Task directions
List each line of the data that holds the string "trái".

[Collected data entries]
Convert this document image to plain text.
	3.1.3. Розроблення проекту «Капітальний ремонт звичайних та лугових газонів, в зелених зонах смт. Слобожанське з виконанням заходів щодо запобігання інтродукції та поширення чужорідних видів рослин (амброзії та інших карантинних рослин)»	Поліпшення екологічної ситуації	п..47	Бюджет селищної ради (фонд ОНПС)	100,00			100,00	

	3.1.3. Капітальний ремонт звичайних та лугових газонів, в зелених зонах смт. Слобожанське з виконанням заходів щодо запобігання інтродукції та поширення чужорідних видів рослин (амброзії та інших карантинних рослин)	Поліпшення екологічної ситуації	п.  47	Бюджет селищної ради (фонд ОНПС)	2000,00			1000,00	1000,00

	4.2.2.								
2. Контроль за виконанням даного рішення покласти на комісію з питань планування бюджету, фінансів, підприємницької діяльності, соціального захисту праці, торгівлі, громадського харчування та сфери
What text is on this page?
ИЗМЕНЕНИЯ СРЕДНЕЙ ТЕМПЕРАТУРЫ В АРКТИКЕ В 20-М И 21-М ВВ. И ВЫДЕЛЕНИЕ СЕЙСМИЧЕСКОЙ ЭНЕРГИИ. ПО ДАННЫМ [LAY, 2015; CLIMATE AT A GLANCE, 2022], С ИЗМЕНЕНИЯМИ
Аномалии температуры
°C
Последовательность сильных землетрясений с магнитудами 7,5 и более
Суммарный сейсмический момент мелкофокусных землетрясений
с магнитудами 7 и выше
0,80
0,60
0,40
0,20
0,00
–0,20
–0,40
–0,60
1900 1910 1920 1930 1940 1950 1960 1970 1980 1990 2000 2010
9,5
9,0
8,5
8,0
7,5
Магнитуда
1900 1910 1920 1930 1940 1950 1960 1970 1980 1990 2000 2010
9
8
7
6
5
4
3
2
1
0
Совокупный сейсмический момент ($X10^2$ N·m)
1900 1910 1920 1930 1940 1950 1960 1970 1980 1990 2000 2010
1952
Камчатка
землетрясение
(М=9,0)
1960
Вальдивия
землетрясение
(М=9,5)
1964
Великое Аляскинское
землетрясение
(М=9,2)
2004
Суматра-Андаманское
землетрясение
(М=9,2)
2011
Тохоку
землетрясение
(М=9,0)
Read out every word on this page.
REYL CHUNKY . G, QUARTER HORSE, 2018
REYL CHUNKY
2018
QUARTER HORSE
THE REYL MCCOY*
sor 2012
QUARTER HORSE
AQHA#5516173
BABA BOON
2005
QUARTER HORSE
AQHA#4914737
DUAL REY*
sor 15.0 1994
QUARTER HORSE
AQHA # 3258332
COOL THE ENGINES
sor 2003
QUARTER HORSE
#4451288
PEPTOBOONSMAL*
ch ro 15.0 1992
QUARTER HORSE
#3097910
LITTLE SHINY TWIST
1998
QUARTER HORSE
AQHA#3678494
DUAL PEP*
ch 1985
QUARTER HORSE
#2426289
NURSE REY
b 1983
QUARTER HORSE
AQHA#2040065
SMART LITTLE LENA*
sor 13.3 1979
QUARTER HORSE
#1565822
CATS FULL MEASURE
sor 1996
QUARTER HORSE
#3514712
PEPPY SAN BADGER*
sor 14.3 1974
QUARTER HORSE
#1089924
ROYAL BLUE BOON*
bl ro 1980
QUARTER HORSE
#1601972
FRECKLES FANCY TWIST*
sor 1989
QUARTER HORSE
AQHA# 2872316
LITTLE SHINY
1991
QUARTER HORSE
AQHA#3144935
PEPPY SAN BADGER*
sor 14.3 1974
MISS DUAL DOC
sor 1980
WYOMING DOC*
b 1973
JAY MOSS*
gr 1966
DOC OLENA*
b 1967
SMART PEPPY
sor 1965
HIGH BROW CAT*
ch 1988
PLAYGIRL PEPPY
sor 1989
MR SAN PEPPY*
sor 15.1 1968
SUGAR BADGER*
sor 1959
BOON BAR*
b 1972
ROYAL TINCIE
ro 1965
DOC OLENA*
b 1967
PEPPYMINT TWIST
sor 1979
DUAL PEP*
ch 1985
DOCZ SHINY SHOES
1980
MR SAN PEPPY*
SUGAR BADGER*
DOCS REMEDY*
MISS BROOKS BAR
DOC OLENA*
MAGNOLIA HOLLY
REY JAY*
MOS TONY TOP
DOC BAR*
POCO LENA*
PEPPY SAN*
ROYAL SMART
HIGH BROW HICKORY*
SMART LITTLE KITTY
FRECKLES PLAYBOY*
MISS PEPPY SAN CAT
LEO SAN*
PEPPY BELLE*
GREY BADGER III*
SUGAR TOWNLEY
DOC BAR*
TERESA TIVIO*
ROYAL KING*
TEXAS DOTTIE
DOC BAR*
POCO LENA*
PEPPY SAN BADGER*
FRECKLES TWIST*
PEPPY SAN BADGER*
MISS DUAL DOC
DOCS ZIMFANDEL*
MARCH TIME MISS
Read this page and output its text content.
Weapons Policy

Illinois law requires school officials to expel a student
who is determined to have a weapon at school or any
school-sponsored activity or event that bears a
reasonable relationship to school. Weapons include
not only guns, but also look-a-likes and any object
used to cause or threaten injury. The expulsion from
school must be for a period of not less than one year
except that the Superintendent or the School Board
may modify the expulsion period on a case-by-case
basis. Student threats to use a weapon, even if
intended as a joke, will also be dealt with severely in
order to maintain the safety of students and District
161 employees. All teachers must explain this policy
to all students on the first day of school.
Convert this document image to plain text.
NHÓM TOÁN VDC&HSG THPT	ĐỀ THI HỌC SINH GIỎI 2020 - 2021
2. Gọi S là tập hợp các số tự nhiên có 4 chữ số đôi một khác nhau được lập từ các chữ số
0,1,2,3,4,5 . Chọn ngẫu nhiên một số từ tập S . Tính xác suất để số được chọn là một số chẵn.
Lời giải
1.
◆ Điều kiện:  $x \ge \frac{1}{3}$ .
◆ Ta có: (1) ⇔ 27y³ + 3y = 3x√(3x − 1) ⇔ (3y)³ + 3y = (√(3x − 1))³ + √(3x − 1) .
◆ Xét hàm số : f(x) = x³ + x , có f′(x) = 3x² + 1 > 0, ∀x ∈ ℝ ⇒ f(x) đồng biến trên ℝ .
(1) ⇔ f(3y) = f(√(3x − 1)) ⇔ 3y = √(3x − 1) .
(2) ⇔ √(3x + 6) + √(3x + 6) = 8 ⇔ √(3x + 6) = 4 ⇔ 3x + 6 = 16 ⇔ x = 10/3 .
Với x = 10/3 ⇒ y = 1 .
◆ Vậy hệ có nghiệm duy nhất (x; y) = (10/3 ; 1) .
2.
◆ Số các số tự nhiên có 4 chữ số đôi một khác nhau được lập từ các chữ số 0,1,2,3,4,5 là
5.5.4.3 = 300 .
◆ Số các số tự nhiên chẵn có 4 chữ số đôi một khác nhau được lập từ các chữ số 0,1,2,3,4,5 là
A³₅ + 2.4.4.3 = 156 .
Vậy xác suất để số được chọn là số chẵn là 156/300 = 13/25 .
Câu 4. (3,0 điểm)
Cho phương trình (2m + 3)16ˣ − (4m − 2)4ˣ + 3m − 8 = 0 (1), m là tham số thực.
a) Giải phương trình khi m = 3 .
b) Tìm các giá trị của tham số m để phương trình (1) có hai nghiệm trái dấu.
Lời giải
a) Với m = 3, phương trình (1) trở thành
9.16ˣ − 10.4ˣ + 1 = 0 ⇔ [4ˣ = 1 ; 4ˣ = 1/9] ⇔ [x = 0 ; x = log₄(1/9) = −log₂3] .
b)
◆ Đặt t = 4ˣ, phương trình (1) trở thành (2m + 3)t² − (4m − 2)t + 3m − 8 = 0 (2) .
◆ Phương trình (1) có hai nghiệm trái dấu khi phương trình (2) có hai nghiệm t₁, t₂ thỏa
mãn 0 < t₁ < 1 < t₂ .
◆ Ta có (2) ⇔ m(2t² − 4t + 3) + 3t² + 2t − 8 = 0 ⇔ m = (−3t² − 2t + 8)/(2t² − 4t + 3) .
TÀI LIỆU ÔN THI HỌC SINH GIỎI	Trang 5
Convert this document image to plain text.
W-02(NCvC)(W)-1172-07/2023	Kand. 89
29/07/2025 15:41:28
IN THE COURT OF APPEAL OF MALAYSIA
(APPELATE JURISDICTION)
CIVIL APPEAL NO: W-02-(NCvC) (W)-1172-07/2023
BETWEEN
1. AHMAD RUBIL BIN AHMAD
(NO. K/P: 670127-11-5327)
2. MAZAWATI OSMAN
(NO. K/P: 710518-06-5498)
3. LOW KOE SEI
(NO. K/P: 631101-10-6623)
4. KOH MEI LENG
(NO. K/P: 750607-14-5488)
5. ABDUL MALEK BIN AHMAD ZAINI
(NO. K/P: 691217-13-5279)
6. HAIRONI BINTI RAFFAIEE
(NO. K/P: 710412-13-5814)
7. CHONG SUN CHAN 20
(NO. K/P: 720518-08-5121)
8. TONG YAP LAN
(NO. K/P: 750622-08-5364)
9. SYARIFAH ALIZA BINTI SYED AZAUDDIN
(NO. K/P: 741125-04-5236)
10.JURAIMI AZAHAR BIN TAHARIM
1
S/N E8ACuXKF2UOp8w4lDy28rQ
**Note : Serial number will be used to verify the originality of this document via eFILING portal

Answer below
b) Tìm các giá trị của tham số m để phương trình (1) có hai nghiệm trái dấu.
◆ Phương trình (1) có hai nghiệm trái dấu khi phương trình (2) có hai nghiệm t₁, t₂ thỏa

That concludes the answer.